▸ **Exercise requirements**: Check each line of the records below and collect those holding "this".

(Items from a figure collection)
--- start ---

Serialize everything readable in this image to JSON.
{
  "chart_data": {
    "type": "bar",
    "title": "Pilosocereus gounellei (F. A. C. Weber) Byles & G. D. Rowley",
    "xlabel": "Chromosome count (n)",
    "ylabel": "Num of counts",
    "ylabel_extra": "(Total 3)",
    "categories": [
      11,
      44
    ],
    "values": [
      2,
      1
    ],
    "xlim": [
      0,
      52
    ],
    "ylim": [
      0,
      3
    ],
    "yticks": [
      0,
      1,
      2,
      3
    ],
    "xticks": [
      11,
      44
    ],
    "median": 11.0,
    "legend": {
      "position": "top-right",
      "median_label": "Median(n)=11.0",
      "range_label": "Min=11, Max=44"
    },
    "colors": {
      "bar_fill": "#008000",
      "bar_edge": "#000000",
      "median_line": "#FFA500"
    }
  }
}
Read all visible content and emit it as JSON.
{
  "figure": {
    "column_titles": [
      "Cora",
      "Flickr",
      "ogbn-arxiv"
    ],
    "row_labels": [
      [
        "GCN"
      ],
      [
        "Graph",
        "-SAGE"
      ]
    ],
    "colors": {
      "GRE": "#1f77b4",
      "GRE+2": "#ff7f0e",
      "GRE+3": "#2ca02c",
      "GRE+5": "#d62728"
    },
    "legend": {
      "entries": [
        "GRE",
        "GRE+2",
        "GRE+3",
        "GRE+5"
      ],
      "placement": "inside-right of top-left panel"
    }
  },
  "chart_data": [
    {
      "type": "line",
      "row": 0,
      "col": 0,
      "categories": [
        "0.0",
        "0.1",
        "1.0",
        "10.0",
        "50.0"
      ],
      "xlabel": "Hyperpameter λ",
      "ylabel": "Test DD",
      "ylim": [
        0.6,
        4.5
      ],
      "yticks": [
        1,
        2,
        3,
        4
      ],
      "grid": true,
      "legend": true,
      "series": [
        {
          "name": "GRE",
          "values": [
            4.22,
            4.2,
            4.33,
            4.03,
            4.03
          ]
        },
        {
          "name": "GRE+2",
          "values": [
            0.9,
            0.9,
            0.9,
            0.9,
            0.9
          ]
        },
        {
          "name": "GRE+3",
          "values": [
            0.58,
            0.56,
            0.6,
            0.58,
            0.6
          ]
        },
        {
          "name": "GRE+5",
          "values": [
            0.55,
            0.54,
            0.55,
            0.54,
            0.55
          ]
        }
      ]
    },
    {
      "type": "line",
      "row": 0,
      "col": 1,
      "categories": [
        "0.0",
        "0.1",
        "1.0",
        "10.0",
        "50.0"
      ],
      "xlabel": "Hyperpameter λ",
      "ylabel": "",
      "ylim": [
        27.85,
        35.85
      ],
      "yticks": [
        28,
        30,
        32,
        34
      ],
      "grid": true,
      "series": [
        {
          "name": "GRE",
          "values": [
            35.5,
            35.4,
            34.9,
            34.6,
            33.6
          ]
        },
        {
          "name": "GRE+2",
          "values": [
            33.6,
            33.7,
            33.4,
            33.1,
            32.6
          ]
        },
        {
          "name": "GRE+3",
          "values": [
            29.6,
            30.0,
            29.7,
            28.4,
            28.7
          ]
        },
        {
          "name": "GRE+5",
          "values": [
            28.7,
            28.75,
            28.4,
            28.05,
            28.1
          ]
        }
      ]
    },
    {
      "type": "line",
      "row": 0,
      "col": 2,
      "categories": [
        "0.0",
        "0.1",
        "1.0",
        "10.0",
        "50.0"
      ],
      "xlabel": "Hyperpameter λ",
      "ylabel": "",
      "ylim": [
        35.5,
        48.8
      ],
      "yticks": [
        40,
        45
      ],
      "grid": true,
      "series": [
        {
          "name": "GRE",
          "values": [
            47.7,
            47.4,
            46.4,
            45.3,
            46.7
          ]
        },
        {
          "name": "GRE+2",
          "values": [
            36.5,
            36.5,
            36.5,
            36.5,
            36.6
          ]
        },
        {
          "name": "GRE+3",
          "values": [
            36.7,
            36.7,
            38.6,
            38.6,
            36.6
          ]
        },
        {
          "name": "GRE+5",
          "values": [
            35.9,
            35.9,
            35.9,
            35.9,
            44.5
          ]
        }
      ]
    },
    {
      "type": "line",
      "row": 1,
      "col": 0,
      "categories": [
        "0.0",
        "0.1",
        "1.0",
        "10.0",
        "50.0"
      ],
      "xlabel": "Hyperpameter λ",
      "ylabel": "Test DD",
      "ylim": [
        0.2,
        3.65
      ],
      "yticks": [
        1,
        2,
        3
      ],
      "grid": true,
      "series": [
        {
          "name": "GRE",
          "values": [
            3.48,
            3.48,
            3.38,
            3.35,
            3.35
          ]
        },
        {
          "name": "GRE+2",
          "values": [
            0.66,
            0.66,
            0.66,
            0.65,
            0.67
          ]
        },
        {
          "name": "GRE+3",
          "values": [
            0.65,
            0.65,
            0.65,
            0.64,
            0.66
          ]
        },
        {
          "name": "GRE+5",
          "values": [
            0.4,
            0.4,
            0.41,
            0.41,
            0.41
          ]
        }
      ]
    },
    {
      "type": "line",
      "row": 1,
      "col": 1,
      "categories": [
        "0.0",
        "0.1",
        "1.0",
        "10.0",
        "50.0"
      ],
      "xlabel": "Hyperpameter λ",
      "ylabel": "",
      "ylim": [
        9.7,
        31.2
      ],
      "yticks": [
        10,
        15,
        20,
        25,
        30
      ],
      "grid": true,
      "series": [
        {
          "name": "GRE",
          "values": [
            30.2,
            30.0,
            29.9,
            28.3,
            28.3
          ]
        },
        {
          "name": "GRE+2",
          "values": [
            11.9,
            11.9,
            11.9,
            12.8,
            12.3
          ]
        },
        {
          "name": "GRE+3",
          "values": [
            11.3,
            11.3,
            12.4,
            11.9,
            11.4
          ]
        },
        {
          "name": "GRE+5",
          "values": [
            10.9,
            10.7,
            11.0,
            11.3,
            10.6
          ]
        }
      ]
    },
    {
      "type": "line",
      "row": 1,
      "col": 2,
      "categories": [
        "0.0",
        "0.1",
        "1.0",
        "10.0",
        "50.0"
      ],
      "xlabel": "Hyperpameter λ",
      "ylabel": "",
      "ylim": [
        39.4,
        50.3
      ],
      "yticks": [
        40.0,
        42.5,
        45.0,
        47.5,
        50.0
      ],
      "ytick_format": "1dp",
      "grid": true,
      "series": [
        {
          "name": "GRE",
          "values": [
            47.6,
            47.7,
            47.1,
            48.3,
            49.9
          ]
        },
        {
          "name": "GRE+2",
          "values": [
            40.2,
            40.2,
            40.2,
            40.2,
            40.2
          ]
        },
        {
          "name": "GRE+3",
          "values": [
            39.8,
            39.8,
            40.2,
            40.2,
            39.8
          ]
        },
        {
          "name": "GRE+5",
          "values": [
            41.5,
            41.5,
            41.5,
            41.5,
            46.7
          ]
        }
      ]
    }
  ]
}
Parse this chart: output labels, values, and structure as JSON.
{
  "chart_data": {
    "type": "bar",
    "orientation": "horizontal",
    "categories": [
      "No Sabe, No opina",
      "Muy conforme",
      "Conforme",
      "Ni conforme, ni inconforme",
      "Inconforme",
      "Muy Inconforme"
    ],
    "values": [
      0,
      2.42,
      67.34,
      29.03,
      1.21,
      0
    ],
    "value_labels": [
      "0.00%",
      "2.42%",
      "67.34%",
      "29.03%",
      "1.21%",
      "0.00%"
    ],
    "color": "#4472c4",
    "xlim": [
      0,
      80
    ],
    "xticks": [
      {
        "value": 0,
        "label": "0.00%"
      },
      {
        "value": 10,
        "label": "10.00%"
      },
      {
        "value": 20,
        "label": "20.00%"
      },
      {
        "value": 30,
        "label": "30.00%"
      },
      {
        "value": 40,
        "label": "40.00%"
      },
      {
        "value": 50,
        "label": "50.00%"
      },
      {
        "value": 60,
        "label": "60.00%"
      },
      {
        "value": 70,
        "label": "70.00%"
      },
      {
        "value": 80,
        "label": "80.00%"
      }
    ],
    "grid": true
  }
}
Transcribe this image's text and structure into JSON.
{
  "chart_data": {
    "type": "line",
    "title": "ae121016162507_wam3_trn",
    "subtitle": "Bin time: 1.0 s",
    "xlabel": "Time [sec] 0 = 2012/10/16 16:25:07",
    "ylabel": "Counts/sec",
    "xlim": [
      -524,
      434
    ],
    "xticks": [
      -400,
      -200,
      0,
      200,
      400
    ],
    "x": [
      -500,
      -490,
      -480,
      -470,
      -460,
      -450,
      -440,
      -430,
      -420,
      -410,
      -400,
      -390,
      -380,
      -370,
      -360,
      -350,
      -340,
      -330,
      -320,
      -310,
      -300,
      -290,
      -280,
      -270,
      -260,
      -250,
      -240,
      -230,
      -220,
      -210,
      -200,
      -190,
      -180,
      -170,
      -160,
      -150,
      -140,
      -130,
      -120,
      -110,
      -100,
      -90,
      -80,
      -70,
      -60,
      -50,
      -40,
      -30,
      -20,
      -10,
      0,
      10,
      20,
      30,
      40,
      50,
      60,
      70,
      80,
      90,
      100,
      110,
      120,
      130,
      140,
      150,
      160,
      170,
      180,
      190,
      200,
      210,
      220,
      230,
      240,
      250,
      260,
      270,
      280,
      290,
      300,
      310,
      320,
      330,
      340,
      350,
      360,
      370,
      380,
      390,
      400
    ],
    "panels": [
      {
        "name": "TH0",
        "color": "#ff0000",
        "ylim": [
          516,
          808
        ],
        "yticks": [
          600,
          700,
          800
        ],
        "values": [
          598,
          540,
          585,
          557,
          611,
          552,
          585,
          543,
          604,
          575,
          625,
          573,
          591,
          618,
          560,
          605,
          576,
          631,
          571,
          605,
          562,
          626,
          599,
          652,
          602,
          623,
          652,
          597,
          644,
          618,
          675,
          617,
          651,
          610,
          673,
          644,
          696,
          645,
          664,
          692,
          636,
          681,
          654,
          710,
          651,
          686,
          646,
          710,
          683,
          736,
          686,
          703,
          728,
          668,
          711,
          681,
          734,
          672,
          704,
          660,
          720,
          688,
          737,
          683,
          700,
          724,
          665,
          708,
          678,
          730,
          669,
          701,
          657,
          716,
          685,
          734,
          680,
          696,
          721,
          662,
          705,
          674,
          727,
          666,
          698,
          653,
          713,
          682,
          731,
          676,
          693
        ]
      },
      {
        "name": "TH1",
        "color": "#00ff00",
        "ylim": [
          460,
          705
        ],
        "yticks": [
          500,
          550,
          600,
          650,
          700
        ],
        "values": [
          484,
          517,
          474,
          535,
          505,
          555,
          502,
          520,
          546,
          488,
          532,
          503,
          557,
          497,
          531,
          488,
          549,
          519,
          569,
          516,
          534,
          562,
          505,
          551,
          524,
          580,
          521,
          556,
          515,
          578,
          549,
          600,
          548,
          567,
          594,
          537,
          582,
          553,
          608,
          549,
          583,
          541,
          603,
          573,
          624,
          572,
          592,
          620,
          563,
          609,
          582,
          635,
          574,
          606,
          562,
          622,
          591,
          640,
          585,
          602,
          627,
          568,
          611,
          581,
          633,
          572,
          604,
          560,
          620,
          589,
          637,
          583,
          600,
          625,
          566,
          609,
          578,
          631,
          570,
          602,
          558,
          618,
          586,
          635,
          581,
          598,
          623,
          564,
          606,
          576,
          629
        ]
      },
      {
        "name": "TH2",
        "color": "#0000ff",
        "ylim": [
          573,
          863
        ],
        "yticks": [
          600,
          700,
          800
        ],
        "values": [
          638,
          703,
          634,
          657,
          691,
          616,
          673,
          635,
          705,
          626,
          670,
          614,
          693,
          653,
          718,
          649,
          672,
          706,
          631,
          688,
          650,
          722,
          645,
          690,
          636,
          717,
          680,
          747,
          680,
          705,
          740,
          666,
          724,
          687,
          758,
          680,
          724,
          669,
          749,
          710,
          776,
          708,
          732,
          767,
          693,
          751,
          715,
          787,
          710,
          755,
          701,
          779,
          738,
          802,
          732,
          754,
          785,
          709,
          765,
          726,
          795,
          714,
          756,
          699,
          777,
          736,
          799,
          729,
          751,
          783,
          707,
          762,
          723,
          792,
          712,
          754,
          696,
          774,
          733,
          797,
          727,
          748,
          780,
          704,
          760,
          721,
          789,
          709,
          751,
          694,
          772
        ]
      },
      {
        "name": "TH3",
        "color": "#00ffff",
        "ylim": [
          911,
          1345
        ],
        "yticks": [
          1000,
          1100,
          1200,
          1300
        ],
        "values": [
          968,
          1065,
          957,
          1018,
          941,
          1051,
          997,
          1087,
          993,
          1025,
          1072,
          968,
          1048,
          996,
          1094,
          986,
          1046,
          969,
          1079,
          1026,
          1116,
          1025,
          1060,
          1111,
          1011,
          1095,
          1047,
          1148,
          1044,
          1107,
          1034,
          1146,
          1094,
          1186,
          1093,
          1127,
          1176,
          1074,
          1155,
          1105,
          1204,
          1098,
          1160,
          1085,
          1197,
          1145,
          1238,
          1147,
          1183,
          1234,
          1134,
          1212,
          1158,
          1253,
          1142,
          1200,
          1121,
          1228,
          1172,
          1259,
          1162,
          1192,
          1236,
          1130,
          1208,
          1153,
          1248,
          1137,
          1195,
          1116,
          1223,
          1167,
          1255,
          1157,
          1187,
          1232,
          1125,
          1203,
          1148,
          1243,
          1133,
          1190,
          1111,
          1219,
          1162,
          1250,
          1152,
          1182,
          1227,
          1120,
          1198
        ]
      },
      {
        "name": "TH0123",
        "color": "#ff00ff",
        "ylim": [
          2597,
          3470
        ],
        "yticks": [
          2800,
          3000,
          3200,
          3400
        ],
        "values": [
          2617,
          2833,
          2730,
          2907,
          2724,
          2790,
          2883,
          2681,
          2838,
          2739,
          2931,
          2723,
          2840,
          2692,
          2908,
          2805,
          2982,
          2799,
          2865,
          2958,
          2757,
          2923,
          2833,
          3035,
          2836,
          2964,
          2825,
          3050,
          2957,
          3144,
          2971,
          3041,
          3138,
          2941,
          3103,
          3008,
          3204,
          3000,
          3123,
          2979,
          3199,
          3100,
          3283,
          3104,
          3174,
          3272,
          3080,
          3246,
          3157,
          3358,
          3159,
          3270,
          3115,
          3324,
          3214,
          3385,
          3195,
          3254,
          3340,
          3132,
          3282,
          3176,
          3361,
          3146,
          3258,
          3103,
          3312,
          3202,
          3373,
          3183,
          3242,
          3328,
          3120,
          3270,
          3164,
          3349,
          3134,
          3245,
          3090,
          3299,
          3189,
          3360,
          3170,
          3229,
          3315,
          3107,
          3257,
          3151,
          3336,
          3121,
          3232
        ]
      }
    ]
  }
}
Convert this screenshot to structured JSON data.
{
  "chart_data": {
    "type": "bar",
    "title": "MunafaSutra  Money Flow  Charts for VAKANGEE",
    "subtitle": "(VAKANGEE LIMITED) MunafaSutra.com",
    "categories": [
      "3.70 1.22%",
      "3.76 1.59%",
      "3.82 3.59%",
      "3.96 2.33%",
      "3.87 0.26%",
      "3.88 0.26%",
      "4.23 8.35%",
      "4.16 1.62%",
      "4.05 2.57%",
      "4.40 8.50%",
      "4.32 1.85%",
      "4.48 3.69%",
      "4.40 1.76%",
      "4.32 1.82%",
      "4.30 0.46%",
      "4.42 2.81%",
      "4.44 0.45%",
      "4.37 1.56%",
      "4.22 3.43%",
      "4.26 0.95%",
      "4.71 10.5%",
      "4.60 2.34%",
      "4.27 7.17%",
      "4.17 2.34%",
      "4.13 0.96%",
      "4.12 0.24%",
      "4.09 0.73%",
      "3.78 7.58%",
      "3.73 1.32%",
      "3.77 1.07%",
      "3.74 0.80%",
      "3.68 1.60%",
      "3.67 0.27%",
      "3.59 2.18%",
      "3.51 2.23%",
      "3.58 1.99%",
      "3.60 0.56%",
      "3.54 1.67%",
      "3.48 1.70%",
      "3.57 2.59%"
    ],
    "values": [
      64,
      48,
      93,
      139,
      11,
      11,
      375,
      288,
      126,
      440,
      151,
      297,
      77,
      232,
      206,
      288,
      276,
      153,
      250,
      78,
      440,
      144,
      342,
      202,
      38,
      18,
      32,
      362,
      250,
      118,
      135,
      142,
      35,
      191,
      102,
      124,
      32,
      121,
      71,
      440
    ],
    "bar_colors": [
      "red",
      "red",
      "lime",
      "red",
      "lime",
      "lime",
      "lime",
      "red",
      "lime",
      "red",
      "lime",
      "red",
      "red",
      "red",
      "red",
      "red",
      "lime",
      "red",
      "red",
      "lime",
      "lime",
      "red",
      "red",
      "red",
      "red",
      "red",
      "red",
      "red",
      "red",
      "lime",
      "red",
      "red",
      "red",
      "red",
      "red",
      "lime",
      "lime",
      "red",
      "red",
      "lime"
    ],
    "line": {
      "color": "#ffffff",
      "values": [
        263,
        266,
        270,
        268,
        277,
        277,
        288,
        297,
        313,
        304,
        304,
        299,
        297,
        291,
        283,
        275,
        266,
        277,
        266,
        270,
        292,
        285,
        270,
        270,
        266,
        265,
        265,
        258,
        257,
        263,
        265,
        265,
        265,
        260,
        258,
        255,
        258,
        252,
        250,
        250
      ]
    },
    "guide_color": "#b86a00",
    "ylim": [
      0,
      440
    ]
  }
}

--- end ---

▸ **Task response**:
Serialize everything readable in this image to JSON.
Parse this chart: output labels, values, and structure as JSON.
Transcribe this image's text and structure into JSON.
Convert this screenshot to structured JSON data.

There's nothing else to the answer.